Problem details: Check every line of the material below for the string "Diterima", and return the ones that have it.

START Material for this task

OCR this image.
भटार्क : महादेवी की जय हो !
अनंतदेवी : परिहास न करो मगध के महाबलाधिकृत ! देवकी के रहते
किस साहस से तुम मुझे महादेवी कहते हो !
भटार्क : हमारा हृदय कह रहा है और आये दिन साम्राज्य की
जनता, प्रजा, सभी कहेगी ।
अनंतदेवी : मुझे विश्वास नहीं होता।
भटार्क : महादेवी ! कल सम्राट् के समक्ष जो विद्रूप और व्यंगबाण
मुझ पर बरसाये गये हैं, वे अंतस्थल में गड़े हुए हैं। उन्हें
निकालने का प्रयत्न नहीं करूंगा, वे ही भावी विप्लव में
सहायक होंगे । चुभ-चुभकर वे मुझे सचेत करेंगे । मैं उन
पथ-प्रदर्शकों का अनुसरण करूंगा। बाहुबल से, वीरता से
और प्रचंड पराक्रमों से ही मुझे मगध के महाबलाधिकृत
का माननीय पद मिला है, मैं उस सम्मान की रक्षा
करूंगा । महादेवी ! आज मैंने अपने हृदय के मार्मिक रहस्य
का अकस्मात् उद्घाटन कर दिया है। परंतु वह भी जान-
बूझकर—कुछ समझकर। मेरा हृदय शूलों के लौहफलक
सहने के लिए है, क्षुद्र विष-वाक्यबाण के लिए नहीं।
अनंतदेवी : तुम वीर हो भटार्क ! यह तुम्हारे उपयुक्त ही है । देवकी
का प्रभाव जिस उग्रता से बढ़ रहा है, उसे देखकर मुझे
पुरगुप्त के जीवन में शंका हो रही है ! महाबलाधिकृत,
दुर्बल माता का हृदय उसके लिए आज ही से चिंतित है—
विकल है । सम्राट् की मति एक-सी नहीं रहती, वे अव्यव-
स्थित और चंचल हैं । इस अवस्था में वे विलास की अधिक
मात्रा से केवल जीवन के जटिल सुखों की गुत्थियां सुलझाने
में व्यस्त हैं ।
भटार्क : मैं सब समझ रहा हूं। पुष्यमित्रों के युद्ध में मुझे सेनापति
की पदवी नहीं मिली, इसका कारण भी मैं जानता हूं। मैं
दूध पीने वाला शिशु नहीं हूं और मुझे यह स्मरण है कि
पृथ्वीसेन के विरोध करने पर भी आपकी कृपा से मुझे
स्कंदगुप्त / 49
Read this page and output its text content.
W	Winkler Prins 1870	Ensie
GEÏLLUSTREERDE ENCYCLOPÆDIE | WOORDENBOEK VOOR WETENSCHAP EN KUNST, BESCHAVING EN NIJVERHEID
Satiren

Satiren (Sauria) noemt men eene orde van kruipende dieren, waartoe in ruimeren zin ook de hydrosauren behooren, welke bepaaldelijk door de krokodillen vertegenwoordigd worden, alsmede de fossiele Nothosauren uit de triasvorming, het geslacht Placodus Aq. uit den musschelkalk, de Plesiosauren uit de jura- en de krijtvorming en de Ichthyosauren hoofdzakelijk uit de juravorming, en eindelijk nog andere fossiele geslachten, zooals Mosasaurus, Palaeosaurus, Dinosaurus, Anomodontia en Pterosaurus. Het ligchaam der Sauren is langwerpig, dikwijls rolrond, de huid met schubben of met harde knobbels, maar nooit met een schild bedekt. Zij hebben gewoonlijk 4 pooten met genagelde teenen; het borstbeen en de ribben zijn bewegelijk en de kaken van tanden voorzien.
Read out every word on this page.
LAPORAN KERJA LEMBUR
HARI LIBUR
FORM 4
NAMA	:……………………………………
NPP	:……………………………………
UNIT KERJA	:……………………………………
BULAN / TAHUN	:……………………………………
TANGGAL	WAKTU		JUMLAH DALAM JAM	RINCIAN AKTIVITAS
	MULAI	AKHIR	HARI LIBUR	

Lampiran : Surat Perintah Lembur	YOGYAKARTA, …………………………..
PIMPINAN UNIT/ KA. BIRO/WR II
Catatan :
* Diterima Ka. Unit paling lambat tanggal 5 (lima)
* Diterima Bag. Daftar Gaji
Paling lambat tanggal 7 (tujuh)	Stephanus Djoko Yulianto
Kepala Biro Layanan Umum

END Material for this task

Exercise answer:
* Diterima Ka. Unit paling lambat tanggal 5 (lima)
* Diterima Bag. Daftar Gaji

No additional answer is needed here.